▶ _Problem to solve_:
Copy each line where the word "this" occurs.

[Figure content listings]
>> BEGIN

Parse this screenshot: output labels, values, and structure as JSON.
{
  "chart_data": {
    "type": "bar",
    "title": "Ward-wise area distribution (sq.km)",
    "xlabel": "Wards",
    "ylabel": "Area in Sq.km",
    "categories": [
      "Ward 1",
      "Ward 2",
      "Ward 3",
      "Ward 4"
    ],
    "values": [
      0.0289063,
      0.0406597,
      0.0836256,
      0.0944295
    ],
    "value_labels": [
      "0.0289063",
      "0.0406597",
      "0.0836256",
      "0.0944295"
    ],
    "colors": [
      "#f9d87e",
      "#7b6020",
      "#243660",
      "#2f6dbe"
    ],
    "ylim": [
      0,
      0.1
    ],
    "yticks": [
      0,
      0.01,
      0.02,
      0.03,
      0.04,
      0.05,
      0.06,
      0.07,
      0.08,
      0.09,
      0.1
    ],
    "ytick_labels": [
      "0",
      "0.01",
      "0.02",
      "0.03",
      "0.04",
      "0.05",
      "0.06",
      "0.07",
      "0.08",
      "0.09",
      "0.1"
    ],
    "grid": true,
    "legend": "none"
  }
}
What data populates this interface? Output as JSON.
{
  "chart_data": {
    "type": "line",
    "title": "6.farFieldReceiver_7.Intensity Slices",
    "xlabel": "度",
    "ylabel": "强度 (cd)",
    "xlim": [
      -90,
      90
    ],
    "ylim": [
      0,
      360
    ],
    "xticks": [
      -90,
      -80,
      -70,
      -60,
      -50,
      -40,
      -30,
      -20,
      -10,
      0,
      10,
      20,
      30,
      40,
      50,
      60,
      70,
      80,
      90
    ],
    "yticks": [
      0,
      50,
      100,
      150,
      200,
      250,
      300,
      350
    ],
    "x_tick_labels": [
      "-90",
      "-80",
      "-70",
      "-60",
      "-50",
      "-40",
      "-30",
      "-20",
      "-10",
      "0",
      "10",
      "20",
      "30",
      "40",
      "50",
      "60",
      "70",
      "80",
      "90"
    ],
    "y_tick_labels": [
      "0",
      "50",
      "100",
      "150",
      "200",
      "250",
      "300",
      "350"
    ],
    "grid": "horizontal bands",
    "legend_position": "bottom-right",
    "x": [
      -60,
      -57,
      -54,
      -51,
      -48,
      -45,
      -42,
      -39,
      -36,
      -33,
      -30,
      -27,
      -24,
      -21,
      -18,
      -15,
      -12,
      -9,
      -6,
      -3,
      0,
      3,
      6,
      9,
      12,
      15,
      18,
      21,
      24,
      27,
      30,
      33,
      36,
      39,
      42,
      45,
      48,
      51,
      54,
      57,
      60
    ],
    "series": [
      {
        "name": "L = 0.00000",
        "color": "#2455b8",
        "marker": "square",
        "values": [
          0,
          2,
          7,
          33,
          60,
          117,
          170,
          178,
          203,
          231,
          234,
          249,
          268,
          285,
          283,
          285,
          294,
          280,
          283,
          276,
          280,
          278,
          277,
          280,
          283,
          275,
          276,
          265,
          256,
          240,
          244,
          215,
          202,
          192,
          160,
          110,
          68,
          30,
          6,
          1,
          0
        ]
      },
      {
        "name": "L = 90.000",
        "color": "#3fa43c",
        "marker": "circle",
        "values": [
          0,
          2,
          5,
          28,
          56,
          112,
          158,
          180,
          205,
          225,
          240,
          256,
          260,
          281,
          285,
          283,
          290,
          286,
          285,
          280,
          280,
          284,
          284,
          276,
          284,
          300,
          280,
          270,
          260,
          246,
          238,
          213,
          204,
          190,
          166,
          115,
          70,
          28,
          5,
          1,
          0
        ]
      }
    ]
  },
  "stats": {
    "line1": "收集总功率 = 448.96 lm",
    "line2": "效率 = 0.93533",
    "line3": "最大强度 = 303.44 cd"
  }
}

>> END

▶ _Output of the task_:
Parse this screenshot: output labels, values, and structure as JSON.
What data populates this interface? Output as JSON.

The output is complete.